#### Requirements
Check each line below for the word "September", and copy those that have it.
>> Begin Items
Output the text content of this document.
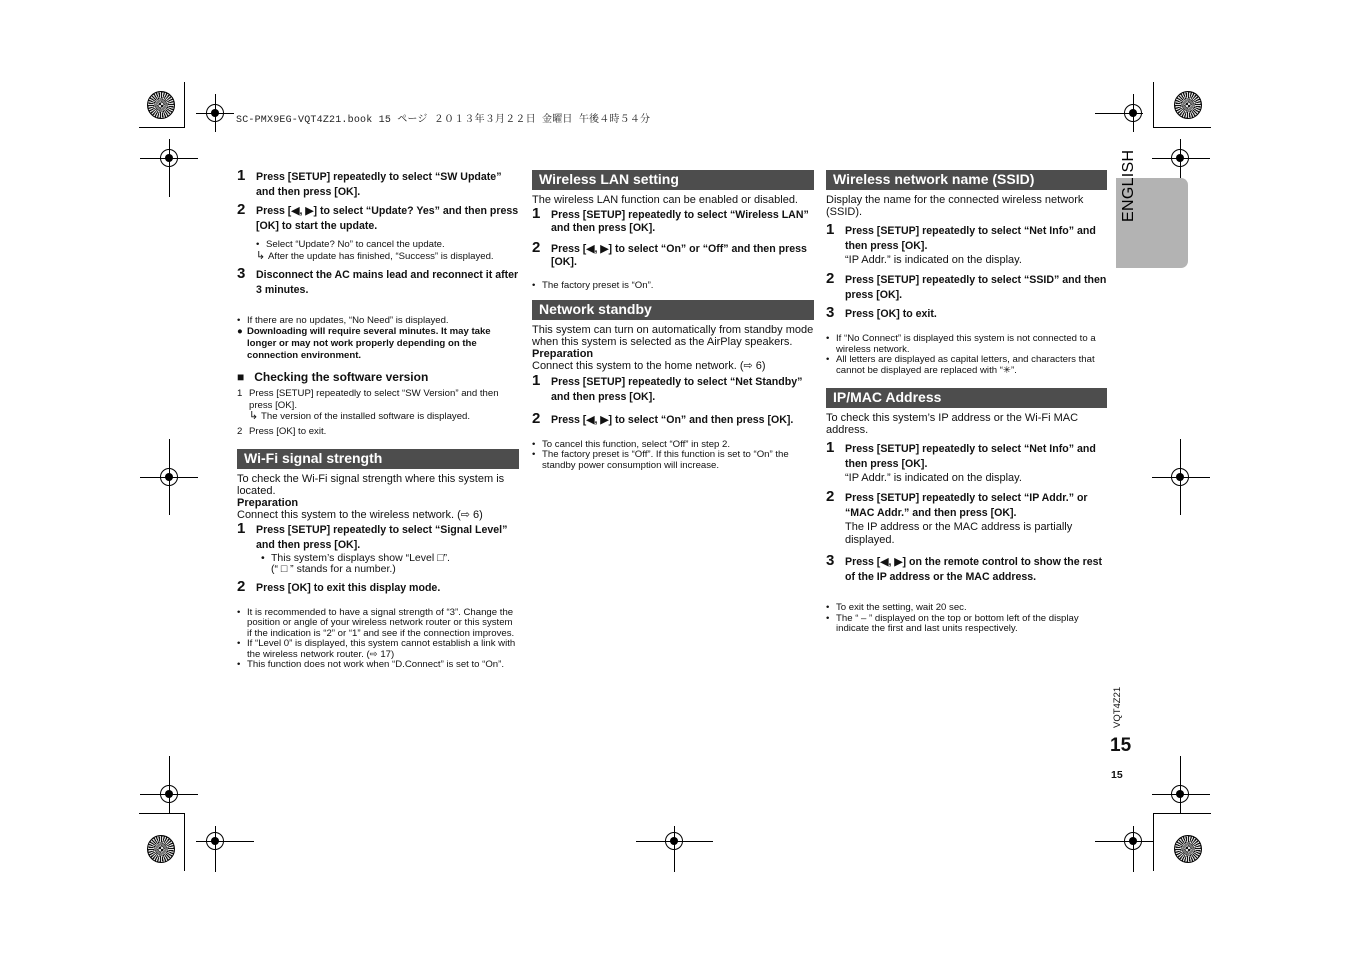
SC-PMX9EG-VQT4Z21.book 15 ページ ２０１３年３月２２日 金曜日 午後４時５４分
1 Press [SETUP] repeatedly to select “SW Update” and then press [OK].
2 Press [◀, ▶] to select “Update? Yes” and then press [OK] to start the update.
• Select “Update? No” to cancel the update.
↳ After the update has finished, “Success” is displayed.
3 Disconnect the AC mains lead and reconnect it after 3 minutes.
• If there are no updates, “No Need” is displayed.
● Downloading will require several minutes. It may take longer or may not work properly depending on the connection environment.
■ Checking the software version
1 Press [SETUP] repeatedly to select “SW Version” and then press [OK].
↳ The version of the installed software is displayed.
2 Press [OK] to exit.
Wi-Fi signal strength
To check the Wi-Fi signal strength where this system is located.
Preparation
Connect this system to the wireless network. (⇨ 6)
1 Press [SETUP] repeatedly to select “Signal Level” and then press [OK].
• This system’s displays show “Level □”.
(“ □ ” stands for a number.)
2 Press [OK] to exit this display mode.
• It is recommended to have a signal strength of “3”. Change the position or angle of your wireless network router or this system if the indication is “2” or “1” and see if the connection improves.
• If “Level 0” is displayed, this system cannot establish a link with the wireless network router. (⇨ 17)
• This function does not work when “D.Connect” is set to “On”.
Wireless LAN setting
The wireless LAN function can be enabled or disabled.
1 Press [SETUP] repeatedly to select “Wireless LAN” and then press [OK].
2 Press [◀, ▶] to select “On” or “Off” and then press [OK].
• The factory preset is “On”.
Network standby
This system can turn on automatically from standby mode when this system is selected as the AirPlay speakers.
Preparation
Connect this system to the home network. (⇨ 6)
1 Press [SETUP] repeatedly to select “Net Standby” and then press [OK].
2 Press [◀, ▶] to select “On” and then press [OK].
• To cancel this function, select “Off” in step 2.
• The factory preset is “Off”. If this function is set to “On” the standby power consumption will increase.
Wireless network name (SSID)
Display the name for the connected wireless network (SSID).
1 Press [SETUP] repeatedly to select “Net Info” and then press [OK].
“IP Addr.” is indicated on the display.
2 Press [SETUP] repeatedly to select “SSID” and then press [OK].
3 Press [OK] to exit.
• If “No Connect” is displayed this system is not connected to a wireless network.
• All letters are displayed as capital letters, and characters that cannot be displayed are replaced with “✳”.
IP/MAC Address
To check this system’s IP address or the Wi-Fi MAC address.
1 Press [SETUP] repeatedly to select “Net Info” and then press [OK].
“IP Addr.” is indicated on the display.
2 Press [SETUP] repeatedly to select “IP Addr.” or “MAC Addr.” and then press [OK].
The IP address or the MAC address is partially displayed.
3 Press [◀, ▶] on the remote control to show the rest of the IP address or the MAC address.
• To exit the setting, wait 20 sec.
• The “ – ” displayed on the top or bottom left of the display indicate the first and last units respectively.
ENGLISH
VQT4Z21
15
15
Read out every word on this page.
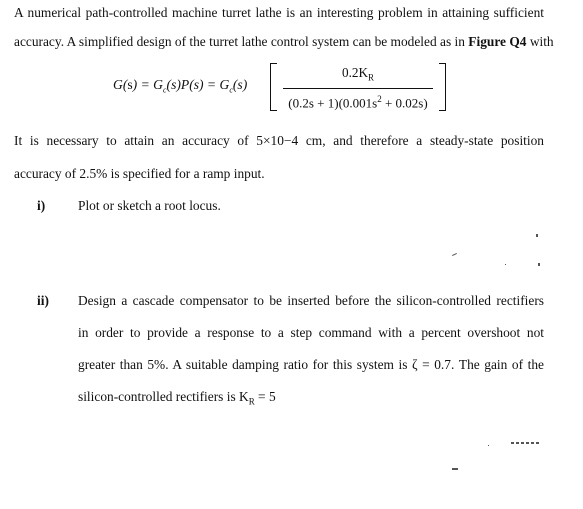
A numerical path-controlled machine turret lathe is an interesting problem in attaining sufficient
accuracy. A simplified design of the turret lathe control system can be modeled as in Figure Q4 with
$G(s) = G_c(s)P(s) = G_c(s)$
$0.2K_R$
$(0.2s + 1)(0.001s^2 + 0.02s)$
It is necessary to attain an accuracy of 5×10−4 cm, and therefore a steady-state position
accuracy of 2.5% is specified for a ramp input.
i) Plot or sketch a root locus.
ii) Design a cascade compensator to be inserted before the silicon-controlled rectifiers
in order to provide a response to a step command with a percent overshoot not
greater than 5%. A suitable damping ratio for this system is ζ = 0.7. The gain of the
silicon-controlled rectifiers is $K_R = 5$
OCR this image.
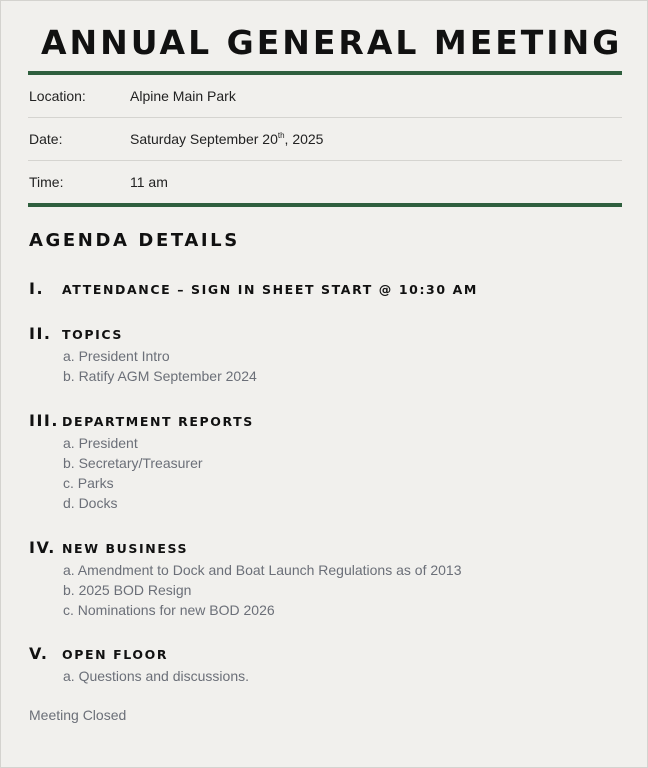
ANNUAL GENERAL MEETING
Location:	Alpine Main Park
Date:	Saturday September 20th, 2025
Time:	11 am
AGENDA DETAILS
I. ATTENDANCE – SIGN IN SHEET START @ 10:30 AM
II. TOPICS
a. President Intro
b. Ratify AGM September 2024
III. DEPARTMENT REPORTS
a. President
b. Secretary/Treasurer
c. Parks
d. Docks
IV. NEW BUSINESS
a. Amendment to Dock and Boat Launch Regulations as of 2013
b. 2025 BOD Resign
c. Nominations for new BOD 2026
V. OPEN FLOOR
a. Questions and discussions.
Meeting Closed
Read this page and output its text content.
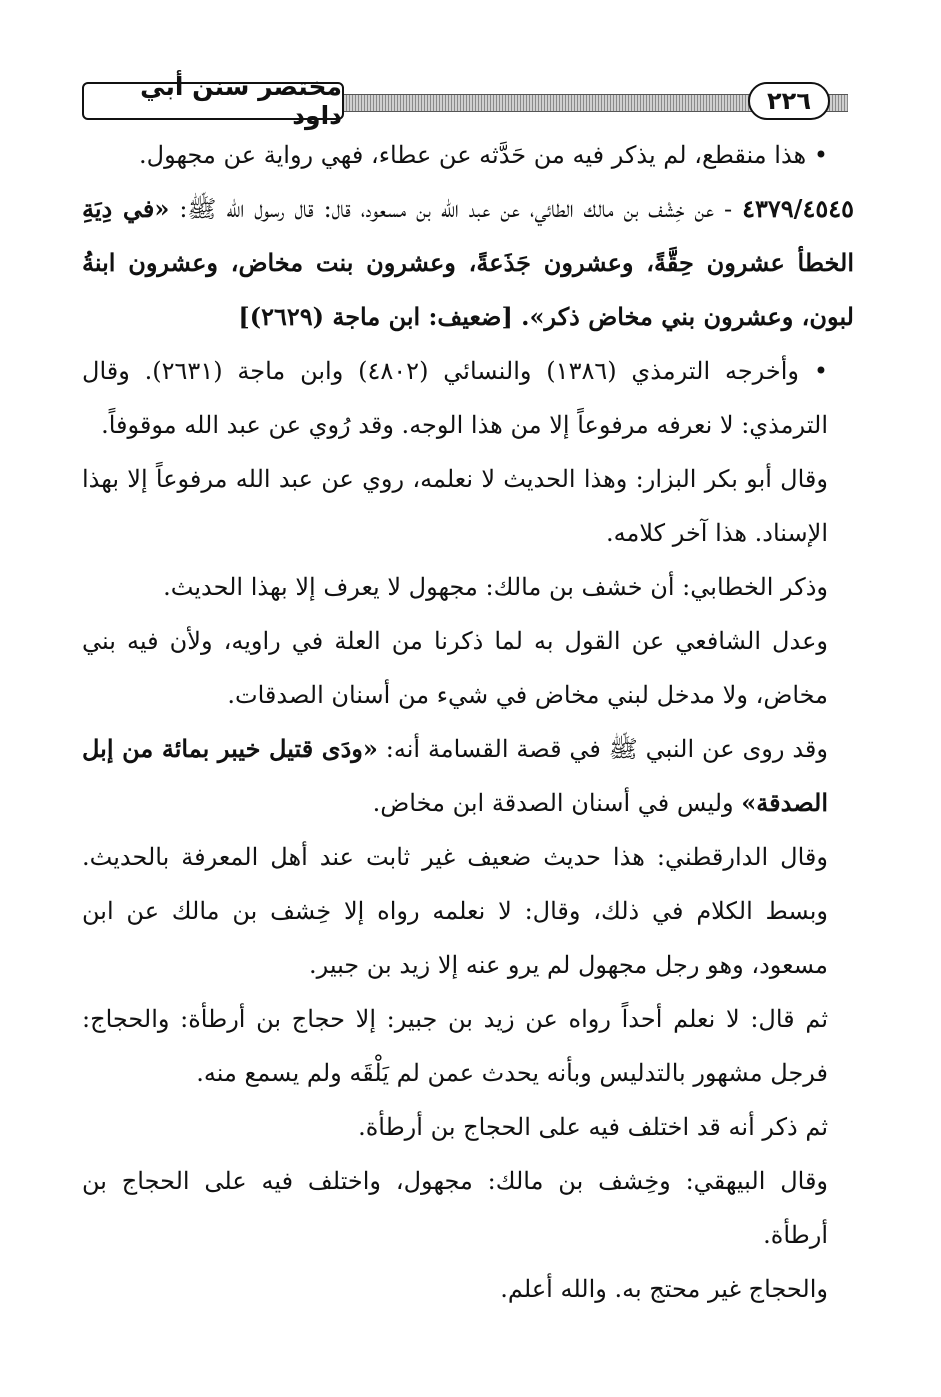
مختصر سنن أبي داود	٢٢٦

• هذا منقطع، لم يذكر فيه من حَدَّثه عن عطاء، فهي رواية عن مجهول.

٤٣٧٩/٤٥٤٥ - عن خِشْف بن مالك الطائي، عن عبد الله بن مسعود، قال: قال رسول الله ﷺ: «في دِيَةِ الخطأ عشرون حِقَّةً، وعشرون جَذَعةً، وعشرون بنت مخاض، وعشرون ابنةُ لبون، وعشرون بني مخاض ذكر». [ضعيف: ابن ماجة (٢٦٢٩)]

• وأخرجه الترمذي (١٣٨٦) والنسائي (٤٨٠٢) وابن ماجة (٢٦٣١). وقال الترمذي: لا نعرفه مرفوعاً إلا من هذا الوجه. وقد رُوي عن عبد الله موقوفاً.

وقال أبو بكر البزار: وهذا الحديث لا نعلمه، روي عن عبد الله مرفوعاً إلا بهذا الإسناد. هذا آخر كلامه.

وذكر الخطابي: أن خشف بن مالك: مجهول لا يعرف إلا بهذا الحديث.

وعدل الشافعي عن القول به لما ذكرنا من العلة في راويه، ولأن فيه بني مخاض، ولا مدخل لبني مخاض في شيء من أسنان الصدقات.

وقد روى عن النبي ﷺ في قصة القسامة أنه: «ودَى قتيل خيبر بمائة من إبل الصدقة» وليس في أسنان الصدقة ابن مخاض.

وقال الدارقطني: هذا حديث ضعيف غير ثابت عند أهل المعرفة بالحديث. وبسط الكلام في ذلك، وقال: لا نعلمه رواه إلا خِشف بن مالك عن ابن مسعود، وهو رجل مجهول لم يرو عنه إلا زيد بن جبير.

ثم قال: لا نعلم أحداً رواه عن زيد بن جبير: إلا حجاج بن أرطأة: والحجاج: فرجل مشهور بالتدليس وبأنه يحدث عمن لم يَلْقَه ولم يسمع منه.

ثم ذكر أنه قد اختلف فيه على الحجاج بن أرطأة.

وقال البيهقي: وخِشف بن مالك: مجهول، واختلف فيه على الحجاج بن أرطأة.

والحجاج غير محتج به. والله أعلم.
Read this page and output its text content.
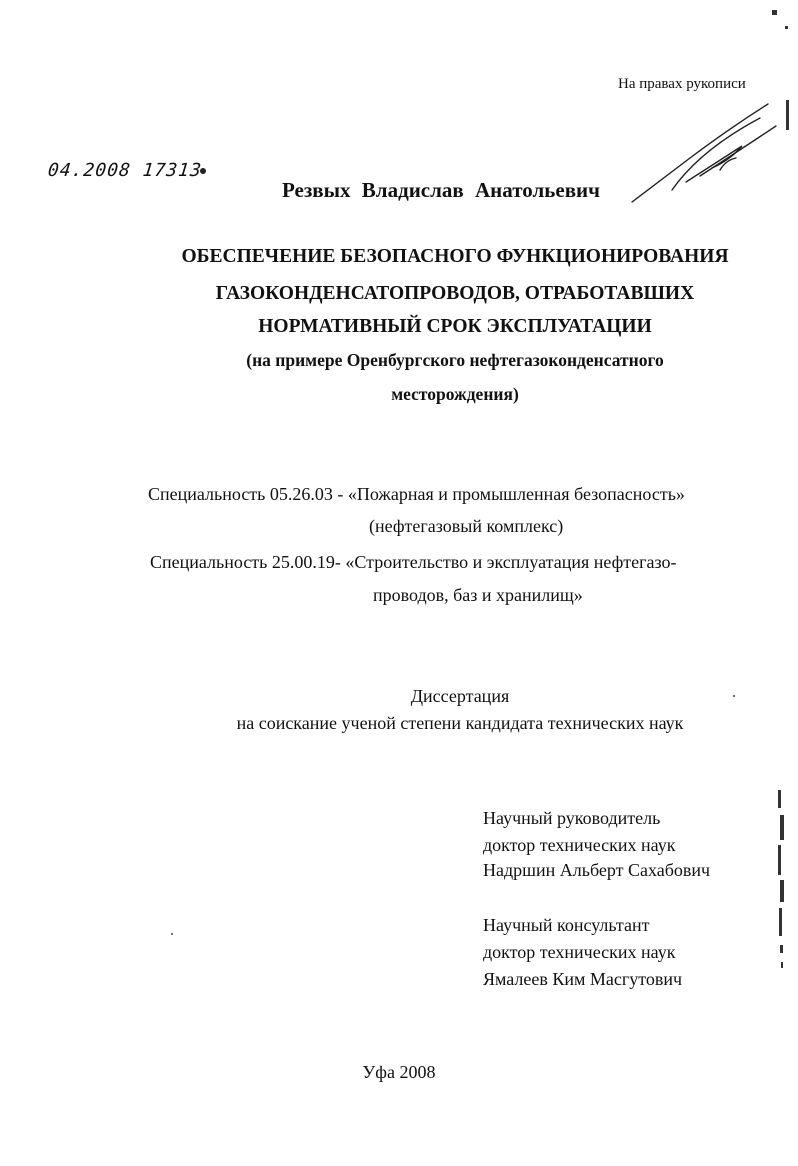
На правах рукописи
04.2008 17313
Резвых Владислав Анатольевич
ОБЕСПЕЧЕНИЕ БЕЗОПАСНОГО ФУНКЦИОНИРОВАНИЯ
ГАЗОКОНДЕНСАТОПРОВОДОВ, ОТРАБОТАВШИХ
НОРМАТИВНЫЙ СРОК ЭКСПЛУАТАЦИИ
(на примере Оренбургского нефтегазоконденсатного
месторождения)
Специальность 05.26.03 - «Пожарная и промышленная безопасность»
(нефтегазовый комплекс)
Специальность 25.00.19- «Строительство и эксплуатация нефтегазо-
проводов, баз и хранилищ»
Диссертация
на соискание ученой степени кандидата технических наук
Научный руководитель
доктор технических наук
Надршин Альберт Сахабович
Научный консультант
доктор технических наук
Ямалеев Ким Масгутович
Уфа 2008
>> End Items
#### Solution to the problem
Date:	Saturday September 20th, 2025
b. Ratify AGM September 2024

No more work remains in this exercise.